▶ SET PROBLEM:
Leave out the pictures, and reproduce exactly the lines from the line containing "Extract all readable text from this page." through the final line of the entries.

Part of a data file
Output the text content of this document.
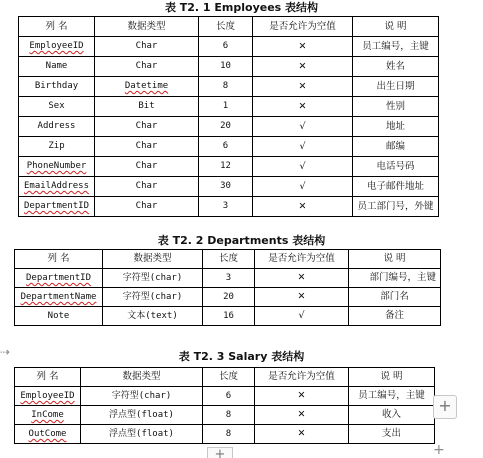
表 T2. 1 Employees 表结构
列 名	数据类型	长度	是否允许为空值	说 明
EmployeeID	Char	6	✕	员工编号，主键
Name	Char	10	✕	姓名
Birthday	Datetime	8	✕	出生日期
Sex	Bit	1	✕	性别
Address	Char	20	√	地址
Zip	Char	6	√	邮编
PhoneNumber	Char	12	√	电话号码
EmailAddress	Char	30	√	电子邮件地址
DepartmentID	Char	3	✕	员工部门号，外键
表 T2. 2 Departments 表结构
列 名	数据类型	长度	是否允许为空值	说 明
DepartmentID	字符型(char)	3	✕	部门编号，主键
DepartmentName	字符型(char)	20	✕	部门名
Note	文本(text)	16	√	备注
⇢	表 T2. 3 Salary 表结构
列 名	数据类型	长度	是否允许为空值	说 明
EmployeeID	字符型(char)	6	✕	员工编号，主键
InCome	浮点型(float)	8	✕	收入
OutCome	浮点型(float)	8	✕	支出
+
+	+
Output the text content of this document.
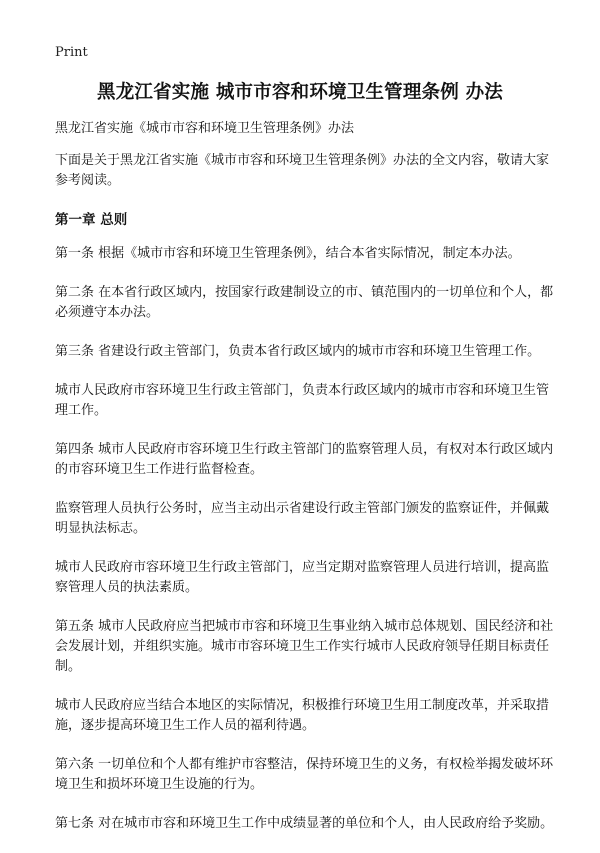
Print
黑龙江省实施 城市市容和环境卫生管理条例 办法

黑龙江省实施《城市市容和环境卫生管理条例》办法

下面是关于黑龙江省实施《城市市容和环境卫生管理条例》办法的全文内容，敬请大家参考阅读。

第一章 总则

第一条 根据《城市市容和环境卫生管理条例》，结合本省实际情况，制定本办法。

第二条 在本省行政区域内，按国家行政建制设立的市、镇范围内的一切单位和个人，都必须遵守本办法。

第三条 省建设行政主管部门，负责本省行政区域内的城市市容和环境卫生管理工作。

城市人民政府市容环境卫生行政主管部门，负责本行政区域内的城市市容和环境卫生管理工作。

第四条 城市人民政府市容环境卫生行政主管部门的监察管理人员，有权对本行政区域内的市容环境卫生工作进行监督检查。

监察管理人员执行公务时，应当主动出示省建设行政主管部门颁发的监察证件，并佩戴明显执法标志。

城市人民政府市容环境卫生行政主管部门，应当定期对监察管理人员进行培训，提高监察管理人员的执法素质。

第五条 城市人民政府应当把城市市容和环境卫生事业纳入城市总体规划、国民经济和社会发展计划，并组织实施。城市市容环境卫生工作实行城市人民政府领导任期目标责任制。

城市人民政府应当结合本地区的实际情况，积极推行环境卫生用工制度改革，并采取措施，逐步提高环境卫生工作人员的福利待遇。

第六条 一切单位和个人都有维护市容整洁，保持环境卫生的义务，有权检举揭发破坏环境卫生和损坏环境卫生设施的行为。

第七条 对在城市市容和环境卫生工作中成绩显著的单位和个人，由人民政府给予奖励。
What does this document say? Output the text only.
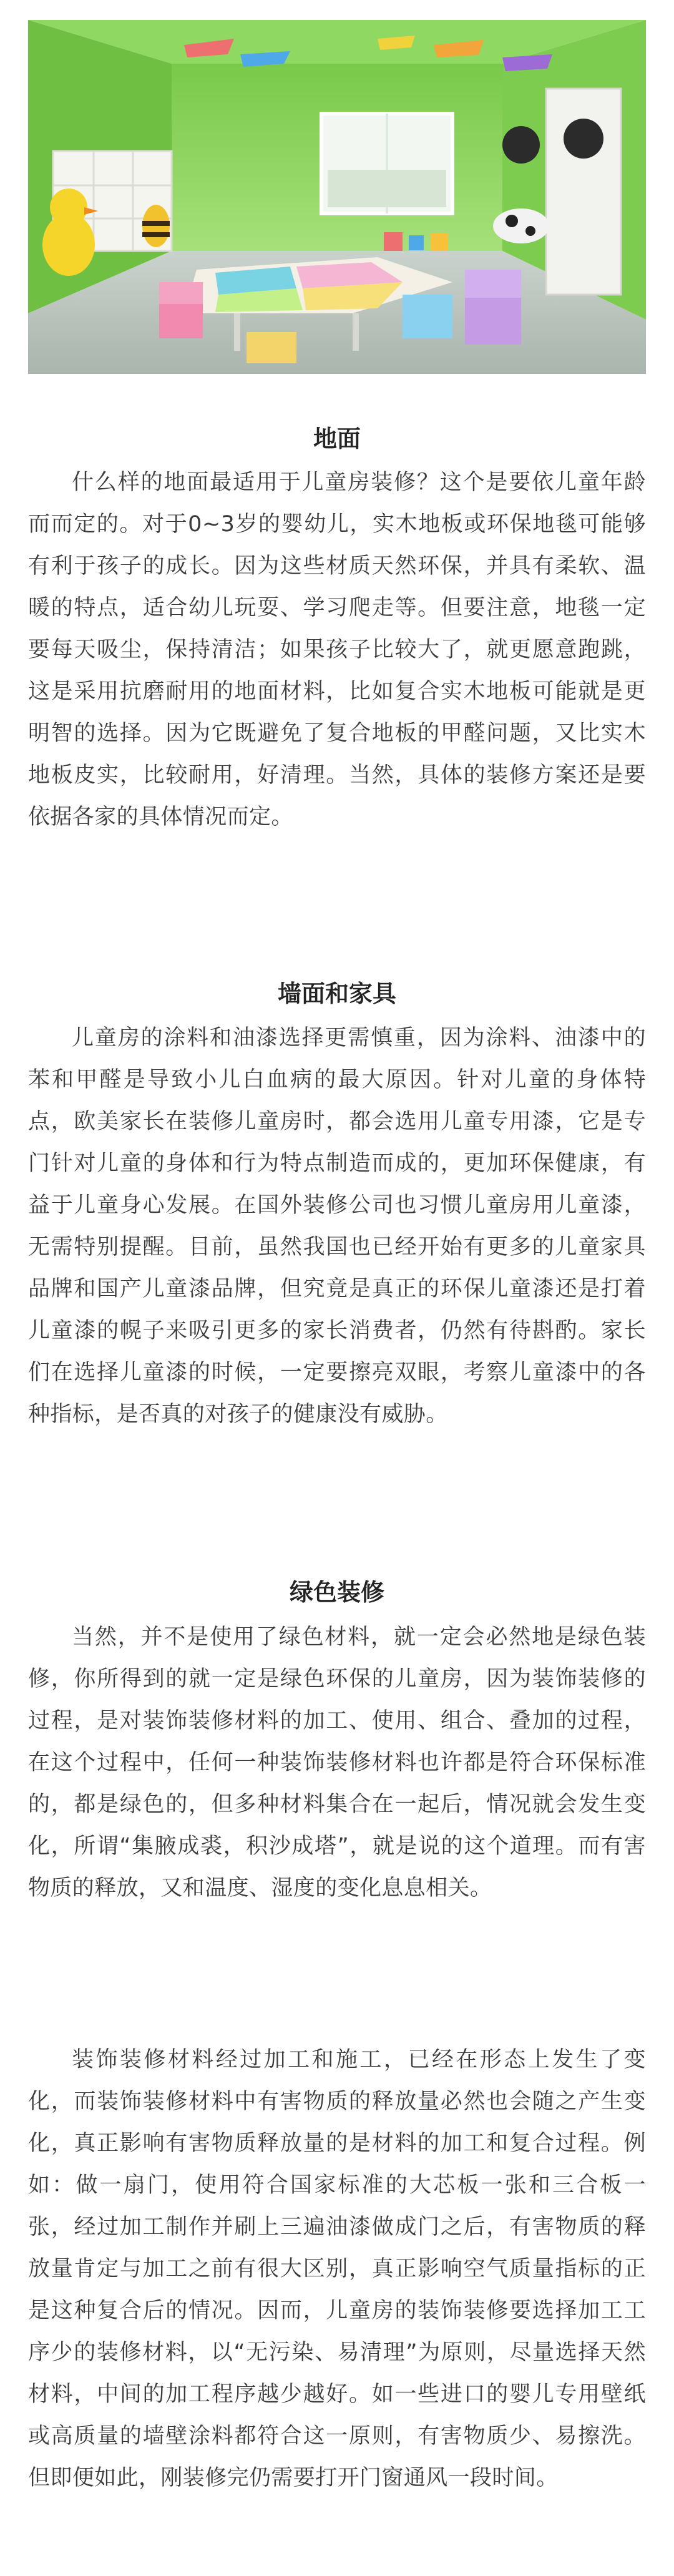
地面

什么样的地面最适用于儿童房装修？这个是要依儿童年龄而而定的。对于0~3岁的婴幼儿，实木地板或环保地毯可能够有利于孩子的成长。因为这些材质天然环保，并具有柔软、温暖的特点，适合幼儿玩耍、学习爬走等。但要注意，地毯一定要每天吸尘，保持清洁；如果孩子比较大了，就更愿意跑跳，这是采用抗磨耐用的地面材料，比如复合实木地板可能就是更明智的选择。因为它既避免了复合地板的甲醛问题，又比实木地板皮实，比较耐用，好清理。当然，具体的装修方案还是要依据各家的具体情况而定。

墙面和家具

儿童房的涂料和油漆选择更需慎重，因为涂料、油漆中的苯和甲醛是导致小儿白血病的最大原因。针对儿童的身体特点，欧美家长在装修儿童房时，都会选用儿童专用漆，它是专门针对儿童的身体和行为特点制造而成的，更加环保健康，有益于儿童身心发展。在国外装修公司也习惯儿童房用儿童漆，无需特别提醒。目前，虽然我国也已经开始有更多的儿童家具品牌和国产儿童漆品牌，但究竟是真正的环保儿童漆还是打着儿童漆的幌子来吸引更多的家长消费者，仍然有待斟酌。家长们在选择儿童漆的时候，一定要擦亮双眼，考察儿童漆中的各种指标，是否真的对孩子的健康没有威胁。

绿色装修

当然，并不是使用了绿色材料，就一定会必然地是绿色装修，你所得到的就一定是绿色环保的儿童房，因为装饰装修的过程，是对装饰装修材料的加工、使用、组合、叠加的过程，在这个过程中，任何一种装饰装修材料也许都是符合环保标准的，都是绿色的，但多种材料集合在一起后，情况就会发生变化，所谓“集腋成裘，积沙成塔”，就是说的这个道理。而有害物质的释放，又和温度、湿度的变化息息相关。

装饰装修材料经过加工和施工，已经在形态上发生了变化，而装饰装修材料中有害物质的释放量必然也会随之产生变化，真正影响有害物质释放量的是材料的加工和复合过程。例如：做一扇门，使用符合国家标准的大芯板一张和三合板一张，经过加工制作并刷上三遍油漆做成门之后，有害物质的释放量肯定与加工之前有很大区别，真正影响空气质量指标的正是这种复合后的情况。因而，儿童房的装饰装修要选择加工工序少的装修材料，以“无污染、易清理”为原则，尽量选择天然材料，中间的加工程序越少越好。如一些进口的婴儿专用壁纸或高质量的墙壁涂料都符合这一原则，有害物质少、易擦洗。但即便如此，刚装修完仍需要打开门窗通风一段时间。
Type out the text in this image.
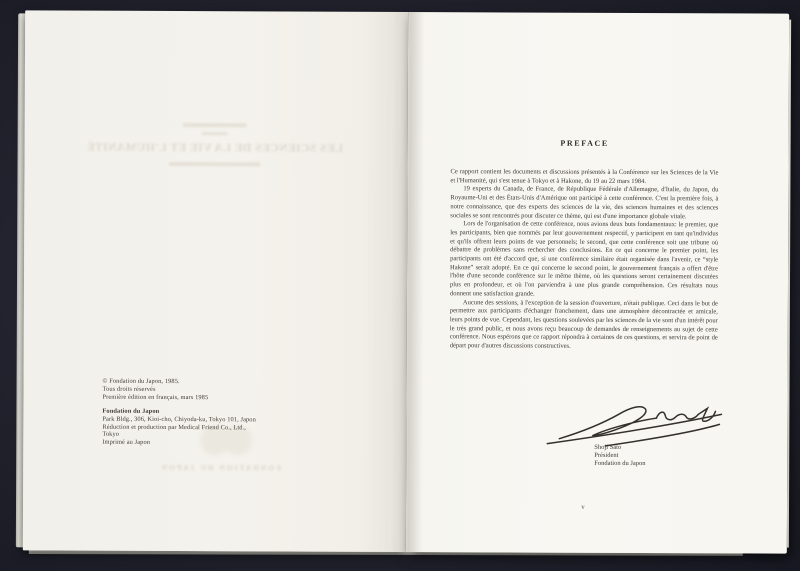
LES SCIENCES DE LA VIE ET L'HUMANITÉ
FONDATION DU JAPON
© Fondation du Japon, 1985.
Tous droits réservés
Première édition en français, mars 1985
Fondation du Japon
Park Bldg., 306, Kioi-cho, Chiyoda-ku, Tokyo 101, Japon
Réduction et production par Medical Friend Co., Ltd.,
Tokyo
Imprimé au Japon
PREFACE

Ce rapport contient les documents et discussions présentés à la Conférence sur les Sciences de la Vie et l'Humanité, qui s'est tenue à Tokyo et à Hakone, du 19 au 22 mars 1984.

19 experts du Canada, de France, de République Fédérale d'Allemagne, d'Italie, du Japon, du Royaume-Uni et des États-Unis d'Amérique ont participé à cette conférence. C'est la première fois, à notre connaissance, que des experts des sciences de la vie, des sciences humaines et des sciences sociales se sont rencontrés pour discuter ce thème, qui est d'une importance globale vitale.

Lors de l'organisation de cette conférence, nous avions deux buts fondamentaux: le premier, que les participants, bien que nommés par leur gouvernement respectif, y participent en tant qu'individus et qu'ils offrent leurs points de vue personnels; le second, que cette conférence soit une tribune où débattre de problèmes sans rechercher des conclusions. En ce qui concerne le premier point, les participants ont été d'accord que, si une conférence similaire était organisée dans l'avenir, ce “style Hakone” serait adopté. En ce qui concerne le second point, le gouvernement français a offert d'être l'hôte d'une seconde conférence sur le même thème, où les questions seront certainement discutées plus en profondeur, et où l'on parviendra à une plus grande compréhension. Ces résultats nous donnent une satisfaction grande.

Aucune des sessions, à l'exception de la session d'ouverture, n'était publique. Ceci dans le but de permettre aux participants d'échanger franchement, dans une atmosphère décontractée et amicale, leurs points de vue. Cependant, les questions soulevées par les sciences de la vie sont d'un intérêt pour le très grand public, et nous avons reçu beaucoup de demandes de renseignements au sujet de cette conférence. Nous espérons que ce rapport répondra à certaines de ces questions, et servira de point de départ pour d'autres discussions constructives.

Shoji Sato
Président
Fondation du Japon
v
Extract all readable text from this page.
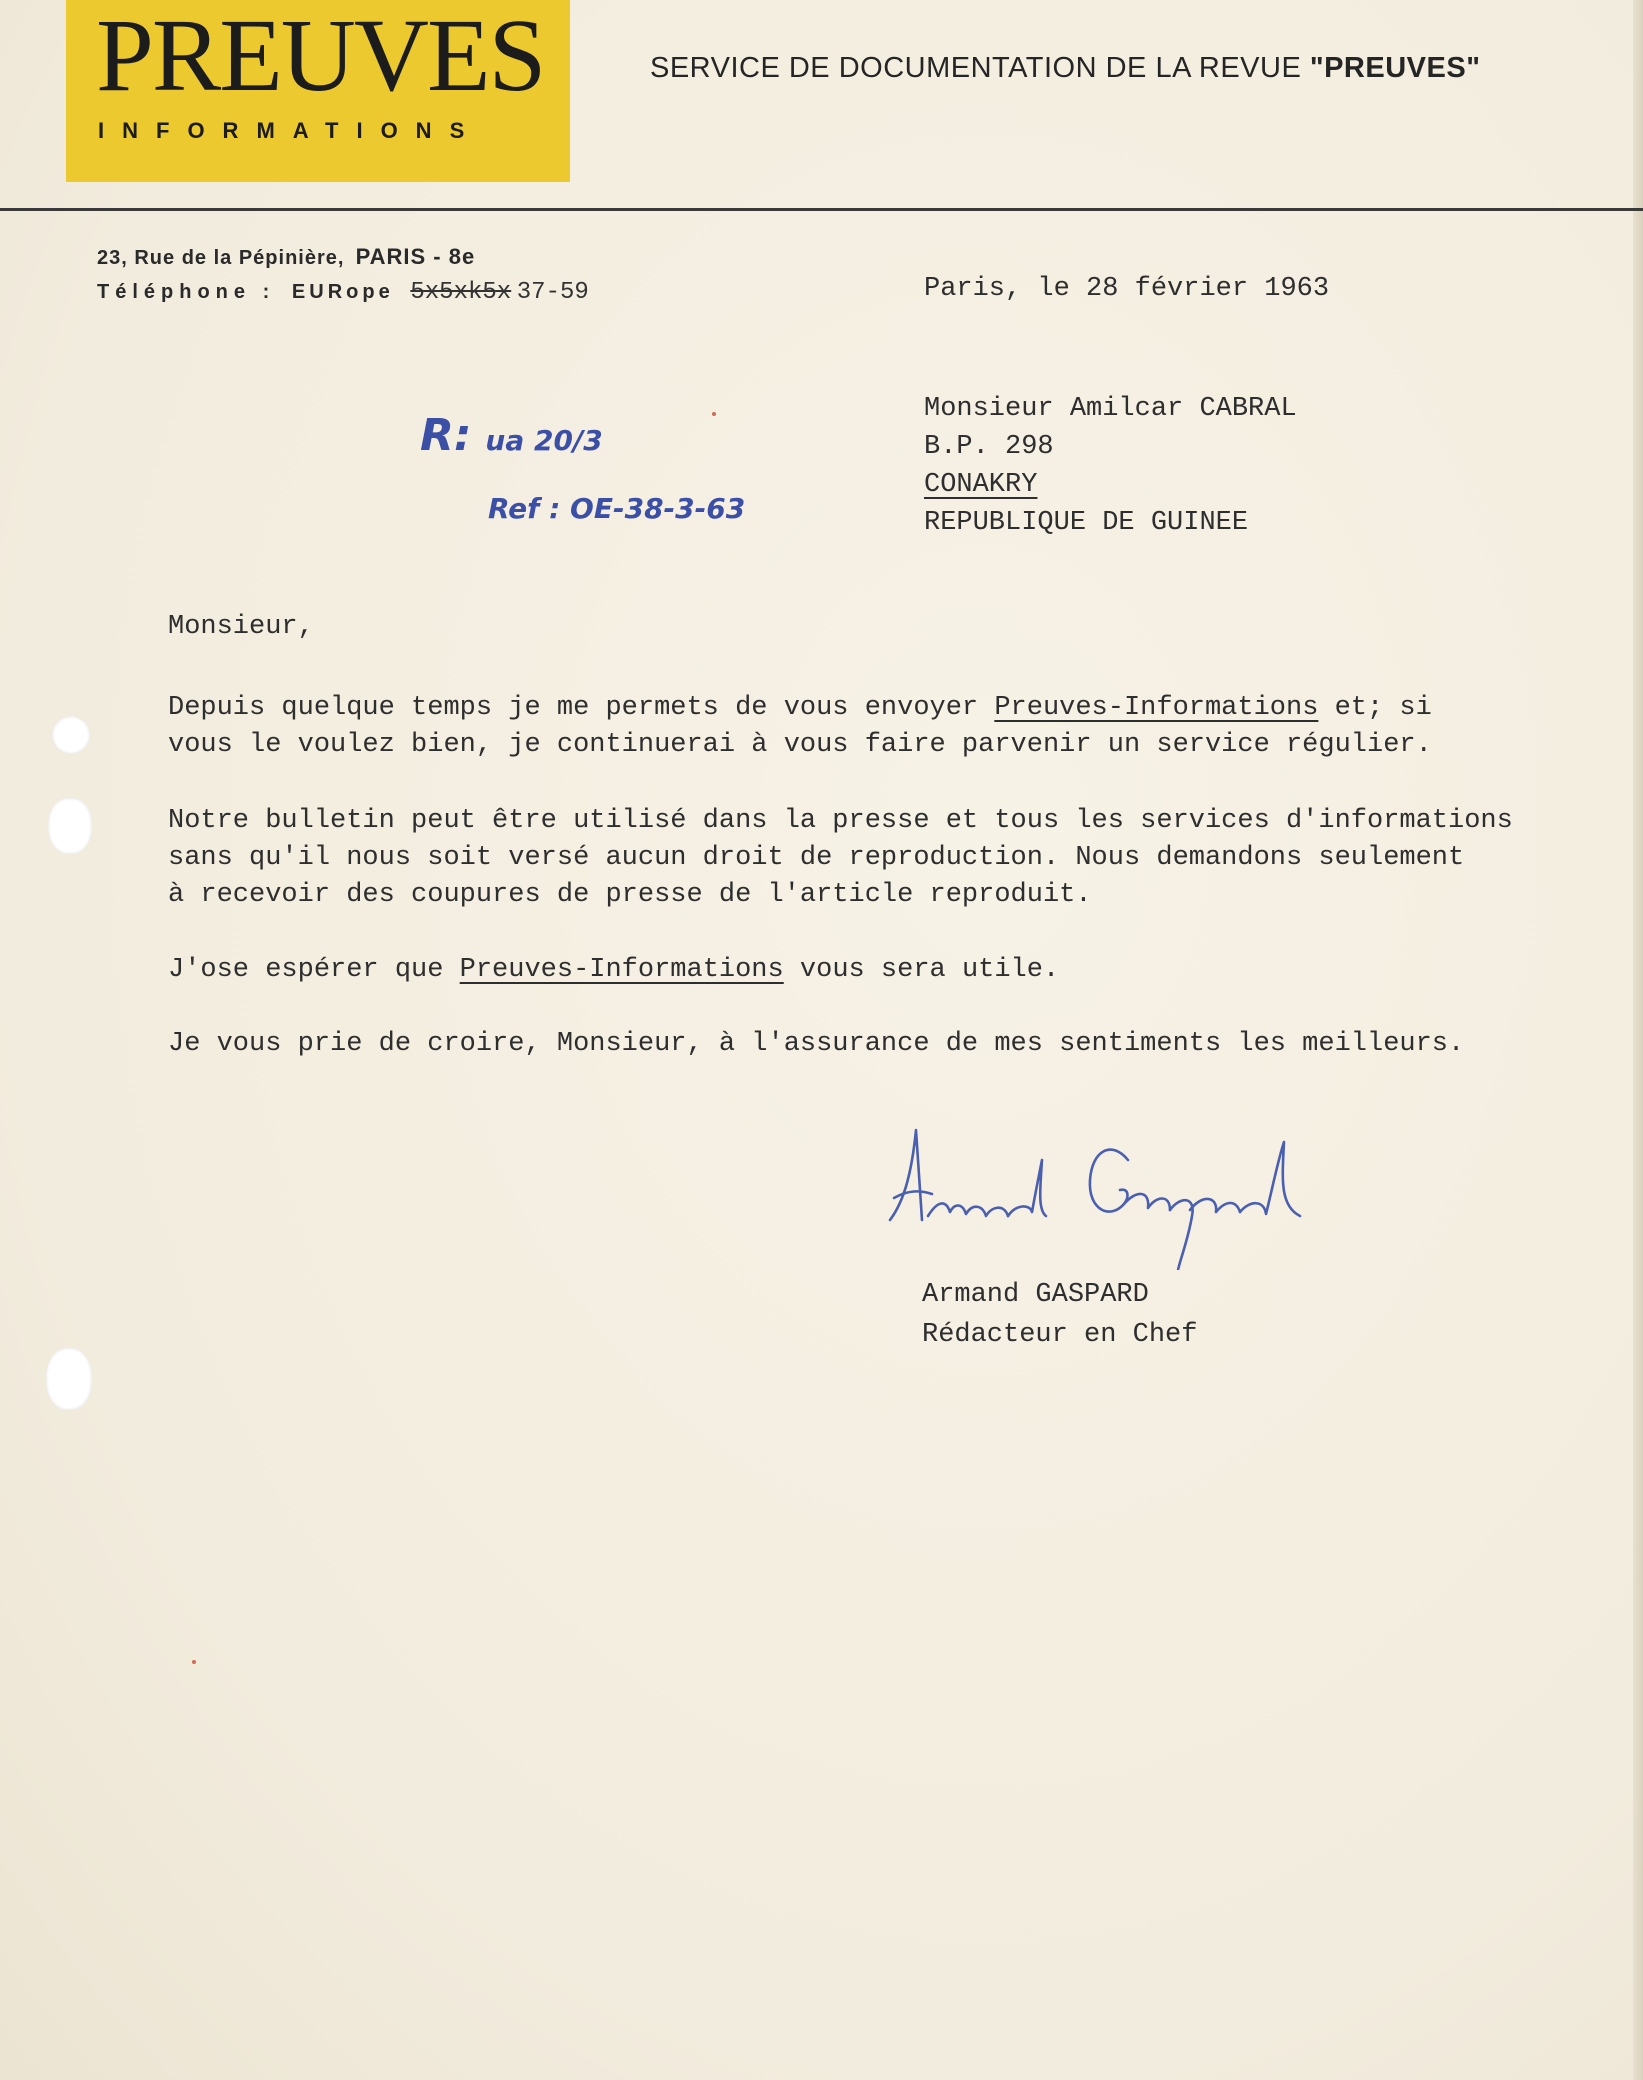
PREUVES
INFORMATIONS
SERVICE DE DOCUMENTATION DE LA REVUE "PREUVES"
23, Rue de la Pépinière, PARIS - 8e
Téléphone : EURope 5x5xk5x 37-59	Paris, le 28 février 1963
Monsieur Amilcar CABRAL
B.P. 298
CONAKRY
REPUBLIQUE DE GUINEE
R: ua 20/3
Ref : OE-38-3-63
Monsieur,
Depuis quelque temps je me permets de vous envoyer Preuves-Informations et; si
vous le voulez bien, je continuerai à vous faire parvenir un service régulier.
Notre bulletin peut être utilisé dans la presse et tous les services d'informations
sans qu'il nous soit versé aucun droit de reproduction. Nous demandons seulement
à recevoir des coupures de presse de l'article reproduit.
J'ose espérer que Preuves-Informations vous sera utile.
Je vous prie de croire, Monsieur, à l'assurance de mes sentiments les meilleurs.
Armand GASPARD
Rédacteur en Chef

▶ THE OUTPUT:
Extract all readable text from this page.
PREUVES
INFORMATIONS
SERVICE DE DOCUMENTATION DE LA REVUE "PREUVES"
23, Rue de la Pépinière, PARIS - 8e
Téléphone : EURope 5x5xk5x 37-59	Paris, le 28 février 1963
Monsieur Amilcar CABRAL
B.P. 298
CONAKRY
REPUBLIQUE DE GUINEE
R: ua 20/3
Ref : OE-38-3-63
Monsieur,
Depuis quelque temps je me permets de vous envoyer Preuves-Informations et; si
vous le voulez bien, je continuerai à vous faire parvenir un service régulier.
Notre bulletin peut être utilisé dans la presse et tous les services d'informations
sans qu'il nous soit versé aucun droit de reproduction. Nous demandons seulement
à recevoir des coupures de presse de l'article reproduit.
J'ose espérer que Preuves-Informations vous sera utile.
Je vous prie de croire, Monsieur, à l'assurance de mes sentiments les meilleurs.
Armand GASPARD
Rédacteur en Chef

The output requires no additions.